Task to carry out: Please say how many lines in the records contain the word "Vitamin", giving only the number.

Available records:
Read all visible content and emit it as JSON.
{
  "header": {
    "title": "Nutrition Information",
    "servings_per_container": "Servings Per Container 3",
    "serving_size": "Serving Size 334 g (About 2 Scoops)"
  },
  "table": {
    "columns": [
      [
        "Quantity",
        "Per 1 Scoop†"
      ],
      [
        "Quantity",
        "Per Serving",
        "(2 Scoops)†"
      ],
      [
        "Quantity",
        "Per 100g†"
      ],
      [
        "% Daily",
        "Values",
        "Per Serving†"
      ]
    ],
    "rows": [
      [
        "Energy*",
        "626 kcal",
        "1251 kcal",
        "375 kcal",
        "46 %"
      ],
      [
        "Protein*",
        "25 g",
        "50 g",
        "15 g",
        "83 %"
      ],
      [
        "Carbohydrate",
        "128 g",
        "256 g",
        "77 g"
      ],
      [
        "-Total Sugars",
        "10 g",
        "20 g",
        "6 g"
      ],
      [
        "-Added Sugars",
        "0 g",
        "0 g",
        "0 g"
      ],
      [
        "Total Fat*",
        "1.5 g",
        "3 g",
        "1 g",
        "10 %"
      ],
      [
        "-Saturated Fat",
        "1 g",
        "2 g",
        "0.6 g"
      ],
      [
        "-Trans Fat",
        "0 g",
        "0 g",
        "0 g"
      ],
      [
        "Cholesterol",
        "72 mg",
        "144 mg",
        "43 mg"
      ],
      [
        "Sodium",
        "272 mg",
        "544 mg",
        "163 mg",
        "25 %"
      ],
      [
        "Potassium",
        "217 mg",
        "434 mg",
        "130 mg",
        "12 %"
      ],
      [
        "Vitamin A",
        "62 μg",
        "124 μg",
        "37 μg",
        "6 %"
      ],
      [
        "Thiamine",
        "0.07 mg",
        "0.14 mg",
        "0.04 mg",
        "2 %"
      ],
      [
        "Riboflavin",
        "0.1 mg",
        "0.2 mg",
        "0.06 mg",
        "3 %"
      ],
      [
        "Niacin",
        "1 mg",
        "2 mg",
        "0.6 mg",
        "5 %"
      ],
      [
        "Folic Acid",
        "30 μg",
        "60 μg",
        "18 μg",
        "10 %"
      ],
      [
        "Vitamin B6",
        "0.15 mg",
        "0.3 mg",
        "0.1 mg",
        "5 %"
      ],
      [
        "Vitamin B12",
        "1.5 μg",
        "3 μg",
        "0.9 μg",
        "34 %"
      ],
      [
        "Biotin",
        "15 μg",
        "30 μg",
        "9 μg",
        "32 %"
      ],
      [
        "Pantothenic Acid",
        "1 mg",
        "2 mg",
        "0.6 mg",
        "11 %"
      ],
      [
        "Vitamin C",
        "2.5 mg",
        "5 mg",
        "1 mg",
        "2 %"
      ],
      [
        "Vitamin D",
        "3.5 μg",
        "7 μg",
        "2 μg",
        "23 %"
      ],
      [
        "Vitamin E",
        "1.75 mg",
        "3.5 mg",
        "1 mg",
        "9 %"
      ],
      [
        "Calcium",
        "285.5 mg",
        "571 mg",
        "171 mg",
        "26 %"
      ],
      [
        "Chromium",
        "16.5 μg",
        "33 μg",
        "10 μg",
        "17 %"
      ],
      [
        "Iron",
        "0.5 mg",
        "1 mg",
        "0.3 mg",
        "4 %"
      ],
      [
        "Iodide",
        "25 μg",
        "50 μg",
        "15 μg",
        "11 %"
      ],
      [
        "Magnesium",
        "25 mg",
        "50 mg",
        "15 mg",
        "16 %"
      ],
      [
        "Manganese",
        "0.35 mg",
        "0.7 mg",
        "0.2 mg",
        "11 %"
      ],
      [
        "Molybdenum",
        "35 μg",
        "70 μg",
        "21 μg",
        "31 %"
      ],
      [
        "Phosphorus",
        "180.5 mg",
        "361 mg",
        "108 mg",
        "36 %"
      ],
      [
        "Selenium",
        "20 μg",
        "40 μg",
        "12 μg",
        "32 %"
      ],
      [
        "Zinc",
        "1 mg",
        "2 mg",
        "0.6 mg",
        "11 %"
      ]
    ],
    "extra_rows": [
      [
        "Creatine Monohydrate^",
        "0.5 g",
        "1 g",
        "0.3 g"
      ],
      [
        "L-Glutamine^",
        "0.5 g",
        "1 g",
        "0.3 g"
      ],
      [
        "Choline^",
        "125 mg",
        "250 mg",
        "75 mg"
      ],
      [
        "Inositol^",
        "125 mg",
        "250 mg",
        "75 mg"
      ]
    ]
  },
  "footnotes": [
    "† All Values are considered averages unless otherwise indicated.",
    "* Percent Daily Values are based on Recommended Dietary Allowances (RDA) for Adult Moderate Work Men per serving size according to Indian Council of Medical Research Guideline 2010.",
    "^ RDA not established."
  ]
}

Task solution: 6